Excerpts from a figure dataset —

/---

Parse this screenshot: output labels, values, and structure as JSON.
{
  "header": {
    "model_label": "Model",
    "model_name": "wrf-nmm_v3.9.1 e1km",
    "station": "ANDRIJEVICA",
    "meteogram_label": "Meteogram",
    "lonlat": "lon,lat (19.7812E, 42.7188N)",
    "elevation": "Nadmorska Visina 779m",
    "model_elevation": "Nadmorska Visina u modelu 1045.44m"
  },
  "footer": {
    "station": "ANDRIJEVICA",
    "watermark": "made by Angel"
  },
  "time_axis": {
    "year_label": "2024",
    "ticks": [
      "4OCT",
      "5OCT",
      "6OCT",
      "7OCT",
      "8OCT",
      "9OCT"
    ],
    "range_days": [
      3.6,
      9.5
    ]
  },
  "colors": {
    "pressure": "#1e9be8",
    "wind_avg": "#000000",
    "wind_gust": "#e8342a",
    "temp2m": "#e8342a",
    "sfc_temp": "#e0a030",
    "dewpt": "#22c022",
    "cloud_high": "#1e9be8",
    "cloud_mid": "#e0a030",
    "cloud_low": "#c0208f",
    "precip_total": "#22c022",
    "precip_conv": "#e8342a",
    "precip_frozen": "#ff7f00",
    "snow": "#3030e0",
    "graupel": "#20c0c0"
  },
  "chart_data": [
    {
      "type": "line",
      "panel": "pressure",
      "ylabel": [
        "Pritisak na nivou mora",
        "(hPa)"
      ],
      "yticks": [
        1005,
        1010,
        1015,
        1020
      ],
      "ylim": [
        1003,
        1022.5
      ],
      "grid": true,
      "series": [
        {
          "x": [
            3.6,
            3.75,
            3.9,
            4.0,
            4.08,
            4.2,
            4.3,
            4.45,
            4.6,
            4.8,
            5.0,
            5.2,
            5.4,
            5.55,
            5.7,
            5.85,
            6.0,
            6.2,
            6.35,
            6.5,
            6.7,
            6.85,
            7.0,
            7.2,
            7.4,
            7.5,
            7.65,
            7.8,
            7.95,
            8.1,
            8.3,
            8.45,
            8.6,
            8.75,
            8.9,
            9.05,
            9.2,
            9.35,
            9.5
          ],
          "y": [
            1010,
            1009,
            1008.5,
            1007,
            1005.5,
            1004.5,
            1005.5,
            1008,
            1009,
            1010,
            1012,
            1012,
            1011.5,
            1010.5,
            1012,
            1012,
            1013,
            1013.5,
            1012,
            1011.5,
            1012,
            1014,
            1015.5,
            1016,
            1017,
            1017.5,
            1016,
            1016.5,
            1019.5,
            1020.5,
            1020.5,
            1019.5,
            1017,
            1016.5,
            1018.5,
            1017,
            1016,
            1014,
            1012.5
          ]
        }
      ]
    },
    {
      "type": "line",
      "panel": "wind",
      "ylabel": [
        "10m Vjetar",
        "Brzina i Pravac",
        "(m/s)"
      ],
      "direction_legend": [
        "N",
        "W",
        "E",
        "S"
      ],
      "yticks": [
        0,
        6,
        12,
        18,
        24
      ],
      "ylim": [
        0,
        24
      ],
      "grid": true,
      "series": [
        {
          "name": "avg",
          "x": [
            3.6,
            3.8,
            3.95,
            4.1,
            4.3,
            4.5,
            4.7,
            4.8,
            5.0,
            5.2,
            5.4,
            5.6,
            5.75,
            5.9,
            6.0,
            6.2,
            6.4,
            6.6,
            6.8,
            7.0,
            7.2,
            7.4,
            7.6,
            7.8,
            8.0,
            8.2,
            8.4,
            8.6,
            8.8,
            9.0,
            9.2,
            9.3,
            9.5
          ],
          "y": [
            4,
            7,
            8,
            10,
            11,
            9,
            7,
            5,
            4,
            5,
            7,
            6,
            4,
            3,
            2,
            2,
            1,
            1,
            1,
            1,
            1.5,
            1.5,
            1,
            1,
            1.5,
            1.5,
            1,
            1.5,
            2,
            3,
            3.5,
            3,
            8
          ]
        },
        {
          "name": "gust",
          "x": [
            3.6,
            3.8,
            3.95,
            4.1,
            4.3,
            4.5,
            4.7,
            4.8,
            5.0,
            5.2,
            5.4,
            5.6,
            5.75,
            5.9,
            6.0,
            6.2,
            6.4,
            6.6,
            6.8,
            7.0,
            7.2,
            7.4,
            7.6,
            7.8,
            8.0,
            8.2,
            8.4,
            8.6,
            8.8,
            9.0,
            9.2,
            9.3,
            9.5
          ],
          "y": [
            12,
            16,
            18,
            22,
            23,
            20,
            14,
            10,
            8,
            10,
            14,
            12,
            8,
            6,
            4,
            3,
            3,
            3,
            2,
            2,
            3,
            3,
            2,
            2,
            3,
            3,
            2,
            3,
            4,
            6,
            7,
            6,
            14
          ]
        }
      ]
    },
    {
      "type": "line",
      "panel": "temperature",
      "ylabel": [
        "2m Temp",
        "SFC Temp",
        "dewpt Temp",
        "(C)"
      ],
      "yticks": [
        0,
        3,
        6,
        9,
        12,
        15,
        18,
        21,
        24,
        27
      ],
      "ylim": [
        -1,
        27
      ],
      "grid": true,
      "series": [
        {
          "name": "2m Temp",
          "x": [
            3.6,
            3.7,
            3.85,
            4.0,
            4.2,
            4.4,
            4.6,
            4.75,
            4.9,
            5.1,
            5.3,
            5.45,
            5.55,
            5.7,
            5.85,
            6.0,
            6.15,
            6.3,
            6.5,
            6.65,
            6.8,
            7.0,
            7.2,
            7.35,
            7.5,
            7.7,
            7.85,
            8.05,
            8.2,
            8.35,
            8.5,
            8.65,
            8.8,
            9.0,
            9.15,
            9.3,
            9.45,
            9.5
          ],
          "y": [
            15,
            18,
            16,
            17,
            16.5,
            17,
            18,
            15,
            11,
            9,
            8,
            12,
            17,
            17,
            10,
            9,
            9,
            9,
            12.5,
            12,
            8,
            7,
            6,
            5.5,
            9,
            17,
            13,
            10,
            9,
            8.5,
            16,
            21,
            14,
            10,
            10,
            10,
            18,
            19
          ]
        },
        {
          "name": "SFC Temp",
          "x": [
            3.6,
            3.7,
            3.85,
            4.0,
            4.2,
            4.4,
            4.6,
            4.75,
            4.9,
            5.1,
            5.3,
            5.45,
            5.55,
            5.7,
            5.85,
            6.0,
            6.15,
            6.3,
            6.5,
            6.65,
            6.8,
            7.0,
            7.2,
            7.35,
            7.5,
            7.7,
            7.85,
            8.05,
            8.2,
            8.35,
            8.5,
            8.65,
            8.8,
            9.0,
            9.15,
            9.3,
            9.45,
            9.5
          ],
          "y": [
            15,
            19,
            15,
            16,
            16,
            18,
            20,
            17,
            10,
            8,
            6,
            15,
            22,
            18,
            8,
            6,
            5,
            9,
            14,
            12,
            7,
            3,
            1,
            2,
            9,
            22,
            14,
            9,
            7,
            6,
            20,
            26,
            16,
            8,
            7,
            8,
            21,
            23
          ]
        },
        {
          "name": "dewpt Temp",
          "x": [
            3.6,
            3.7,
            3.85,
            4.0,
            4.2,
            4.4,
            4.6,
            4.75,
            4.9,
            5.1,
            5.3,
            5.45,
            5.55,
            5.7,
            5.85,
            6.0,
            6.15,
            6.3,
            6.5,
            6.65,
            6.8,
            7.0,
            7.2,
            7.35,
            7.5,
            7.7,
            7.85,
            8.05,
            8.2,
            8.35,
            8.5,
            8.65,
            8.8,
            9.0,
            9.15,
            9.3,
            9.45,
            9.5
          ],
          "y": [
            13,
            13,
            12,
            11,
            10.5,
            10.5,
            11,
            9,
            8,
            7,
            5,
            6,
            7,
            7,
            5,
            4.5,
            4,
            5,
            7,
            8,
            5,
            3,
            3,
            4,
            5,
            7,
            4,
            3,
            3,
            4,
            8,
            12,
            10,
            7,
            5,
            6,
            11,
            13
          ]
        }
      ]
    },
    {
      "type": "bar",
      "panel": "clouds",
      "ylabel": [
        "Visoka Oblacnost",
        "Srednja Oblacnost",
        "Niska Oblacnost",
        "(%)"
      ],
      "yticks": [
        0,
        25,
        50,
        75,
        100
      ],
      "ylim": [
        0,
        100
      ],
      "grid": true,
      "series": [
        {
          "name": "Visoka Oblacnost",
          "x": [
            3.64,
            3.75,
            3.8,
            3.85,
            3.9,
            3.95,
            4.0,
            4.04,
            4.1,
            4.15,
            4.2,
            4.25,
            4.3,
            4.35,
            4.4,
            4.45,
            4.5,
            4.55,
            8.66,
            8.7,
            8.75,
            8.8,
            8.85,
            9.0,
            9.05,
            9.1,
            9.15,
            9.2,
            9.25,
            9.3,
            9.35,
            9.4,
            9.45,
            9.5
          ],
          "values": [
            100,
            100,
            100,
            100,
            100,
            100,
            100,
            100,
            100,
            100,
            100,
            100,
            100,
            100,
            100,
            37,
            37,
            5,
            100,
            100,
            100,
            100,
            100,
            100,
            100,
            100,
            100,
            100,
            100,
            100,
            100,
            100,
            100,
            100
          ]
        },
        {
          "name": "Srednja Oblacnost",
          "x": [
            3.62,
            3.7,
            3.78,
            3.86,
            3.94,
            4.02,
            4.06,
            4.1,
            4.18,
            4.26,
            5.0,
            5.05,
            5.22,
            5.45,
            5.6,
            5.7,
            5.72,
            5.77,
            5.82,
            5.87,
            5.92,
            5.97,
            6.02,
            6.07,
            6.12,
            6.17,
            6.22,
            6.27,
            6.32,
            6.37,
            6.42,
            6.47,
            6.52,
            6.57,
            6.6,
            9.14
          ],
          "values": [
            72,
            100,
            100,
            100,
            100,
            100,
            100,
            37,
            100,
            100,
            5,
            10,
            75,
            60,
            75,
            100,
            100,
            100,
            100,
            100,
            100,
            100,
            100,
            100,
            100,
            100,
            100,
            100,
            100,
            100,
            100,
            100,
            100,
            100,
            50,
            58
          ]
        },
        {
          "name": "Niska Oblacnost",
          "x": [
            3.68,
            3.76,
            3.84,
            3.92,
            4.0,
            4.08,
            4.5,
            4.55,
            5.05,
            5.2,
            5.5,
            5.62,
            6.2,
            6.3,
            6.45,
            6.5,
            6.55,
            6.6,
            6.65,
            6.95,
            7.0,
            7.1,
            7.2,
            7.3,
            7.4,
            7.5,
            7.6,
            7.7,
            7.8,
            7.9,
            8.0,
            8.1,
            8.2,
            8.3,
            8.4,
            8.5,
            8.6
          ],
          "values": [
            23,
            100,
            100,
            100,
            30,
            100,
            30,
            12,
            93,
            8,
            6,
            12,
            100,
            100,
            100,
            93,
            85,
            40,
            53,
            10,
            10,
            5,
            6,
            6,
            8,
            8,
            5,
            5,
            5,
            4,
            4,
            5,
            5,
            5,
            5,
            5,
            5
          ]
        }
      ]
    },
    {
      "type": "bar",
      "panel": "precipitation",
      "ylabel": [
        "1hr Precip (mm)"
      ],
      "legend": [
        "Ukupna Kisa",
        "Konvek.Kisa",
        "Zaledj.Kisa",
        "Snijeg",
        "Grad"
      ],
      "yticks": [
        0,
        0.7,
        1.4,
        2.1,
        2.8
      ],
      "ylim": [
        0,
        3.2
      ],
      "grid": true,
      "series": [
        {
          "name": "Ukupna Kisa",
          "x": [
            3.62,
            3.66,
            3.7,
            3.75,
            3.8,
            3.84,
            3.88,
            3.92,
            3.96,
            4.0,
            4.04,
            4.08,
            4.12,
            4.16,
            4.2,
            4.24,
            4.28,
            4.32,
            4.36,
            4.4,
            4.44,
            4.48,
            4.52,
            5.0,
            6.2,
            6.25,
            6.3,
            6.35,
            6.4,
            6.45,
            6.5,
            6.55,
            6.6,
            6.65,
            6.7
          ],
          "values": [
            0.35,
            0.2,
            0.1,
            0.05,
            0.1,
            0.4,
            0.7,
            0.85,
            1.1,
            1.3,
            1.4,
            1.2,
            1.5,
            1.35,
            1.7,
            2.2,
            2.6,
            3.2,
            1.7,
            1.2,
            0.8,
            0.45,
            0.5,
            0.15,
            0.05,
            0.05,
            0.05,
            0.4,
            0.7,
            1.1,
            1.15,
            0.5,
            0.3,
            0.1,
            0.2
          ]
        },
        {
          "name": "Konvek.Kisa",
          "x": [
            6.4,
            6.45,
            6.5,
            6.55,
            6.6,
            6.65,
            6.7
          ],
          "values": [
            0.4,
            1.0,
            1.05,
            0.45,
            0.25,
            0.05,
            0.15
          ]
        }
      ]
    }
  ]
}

\---

Do this —
Copy every line of the material in which the word "Visoka" occurs.

Output —
        "Visoka Oblacnost",
          "name": "Visoka Oblacnost",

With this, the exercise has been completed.